**** DATA PROVIDED ****

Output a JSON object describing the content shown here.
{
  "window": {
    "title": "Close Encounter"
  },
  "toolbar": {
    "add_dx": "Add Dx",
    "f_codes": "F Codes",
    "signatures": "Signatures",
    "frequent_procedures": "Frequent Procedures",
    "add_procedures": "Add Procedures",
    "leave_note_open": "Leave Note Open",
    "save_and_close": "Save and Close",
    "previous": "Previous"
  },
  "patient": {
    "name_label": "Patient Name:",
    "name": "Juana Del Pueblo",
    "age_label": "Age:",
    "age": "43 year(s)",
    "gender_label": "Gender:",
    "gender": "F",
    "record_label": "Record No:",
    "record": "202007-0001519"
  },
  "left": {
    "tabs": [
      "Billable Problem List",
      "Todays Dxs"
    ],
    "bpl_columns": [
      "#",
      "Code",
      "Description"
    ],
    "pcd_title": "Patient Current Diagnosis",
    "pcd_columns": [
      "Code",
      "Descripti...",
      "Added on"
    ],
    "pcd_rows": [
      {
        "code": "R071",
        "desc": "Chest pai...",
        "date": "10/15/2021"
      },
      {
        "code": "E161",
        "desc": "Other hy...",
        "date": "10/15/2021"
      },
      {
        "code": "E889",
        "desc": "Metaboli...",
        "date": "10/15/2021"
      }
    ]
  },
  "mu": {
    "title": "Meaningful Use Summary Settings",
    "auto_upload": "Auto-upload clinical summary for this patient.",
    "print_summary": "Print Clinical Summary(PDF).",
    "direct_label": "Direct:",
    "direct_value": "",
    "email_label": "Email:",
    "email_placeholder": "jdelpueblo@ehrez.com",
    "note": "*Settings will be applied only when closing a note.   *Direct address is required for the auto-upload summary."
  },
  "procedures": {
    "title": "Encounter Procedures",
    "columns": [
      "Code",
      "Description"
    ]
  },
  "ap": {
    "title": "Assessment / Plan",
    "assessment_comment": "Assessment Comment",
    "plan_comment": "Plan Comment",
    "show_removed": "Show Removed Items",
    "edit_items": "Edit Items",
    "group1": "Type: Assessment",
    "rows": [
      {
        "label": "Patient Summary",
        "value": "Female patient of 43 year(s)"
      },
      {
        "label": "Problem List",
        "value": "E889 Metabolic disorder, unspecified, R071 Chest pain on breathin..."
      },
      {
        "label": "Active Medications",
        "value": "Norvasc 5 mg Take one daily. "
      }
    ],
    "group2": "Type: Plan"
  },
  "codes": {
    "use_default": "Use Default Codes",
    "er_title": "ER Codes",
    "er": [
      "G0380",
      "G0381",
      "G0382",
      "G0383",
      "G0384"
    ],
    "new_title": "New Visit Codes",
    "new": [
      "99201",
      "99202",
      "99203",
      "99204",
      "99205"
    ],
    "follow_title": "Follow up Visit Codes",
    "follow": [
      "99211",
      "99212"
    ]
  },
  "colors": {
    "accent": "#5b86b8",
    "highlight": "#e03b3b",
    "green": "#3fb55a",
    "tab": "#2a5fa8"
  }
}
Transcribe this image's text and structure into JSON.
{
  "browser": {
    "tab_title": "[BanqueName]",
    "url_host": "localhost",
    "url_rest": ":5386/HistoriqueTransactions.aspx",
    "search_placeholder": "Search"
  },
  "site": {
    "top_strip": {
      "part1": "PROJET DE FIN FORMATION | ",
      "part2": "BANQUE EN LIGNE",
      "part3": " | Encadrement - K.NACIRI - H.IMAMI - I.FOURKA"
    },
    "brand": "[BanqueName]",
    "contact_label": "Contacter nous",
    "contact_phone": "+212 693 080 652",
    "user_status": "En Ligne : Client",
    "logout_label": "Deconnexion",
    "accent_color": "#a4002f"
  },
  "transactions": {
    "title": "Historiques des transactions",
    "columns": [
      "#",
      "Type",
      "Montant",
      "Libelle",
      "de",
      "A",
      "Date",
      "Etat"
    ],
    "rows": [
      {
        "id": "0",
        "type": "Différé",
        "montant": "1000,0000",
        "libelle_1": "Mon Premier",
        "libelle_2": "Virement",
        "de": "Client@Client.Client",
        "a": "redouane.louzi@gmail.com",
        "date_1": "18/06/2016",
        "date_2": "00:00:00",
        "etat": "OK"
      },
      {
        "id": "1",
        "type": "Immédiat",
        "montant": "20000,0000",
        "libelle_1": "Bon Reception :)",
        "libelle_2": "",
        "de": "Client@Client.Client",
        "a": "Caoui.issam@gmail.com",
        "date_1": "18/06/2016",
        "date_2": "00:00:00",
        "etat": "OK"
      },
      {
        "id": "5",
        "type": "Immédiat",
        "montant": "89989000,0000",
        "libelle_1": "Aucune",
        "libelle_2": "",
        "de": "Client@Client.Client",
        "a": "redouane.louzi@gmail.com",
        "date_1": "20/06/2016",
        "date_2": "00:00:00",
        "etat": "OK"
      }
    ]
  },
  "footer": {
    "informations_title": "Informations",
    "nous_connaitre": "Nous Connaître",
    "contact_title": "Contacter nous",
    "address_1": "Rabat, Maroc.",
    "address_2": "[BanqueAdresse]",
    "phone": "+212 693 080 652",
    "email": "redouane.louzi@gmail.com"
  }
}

****

DIRECTIVE
Go through the data and gather every line that holds "year".

SOLUTION TO THIS PROBLEM
    "age": "43 year(s)",
        "value": "Female patient of 43 year(s)"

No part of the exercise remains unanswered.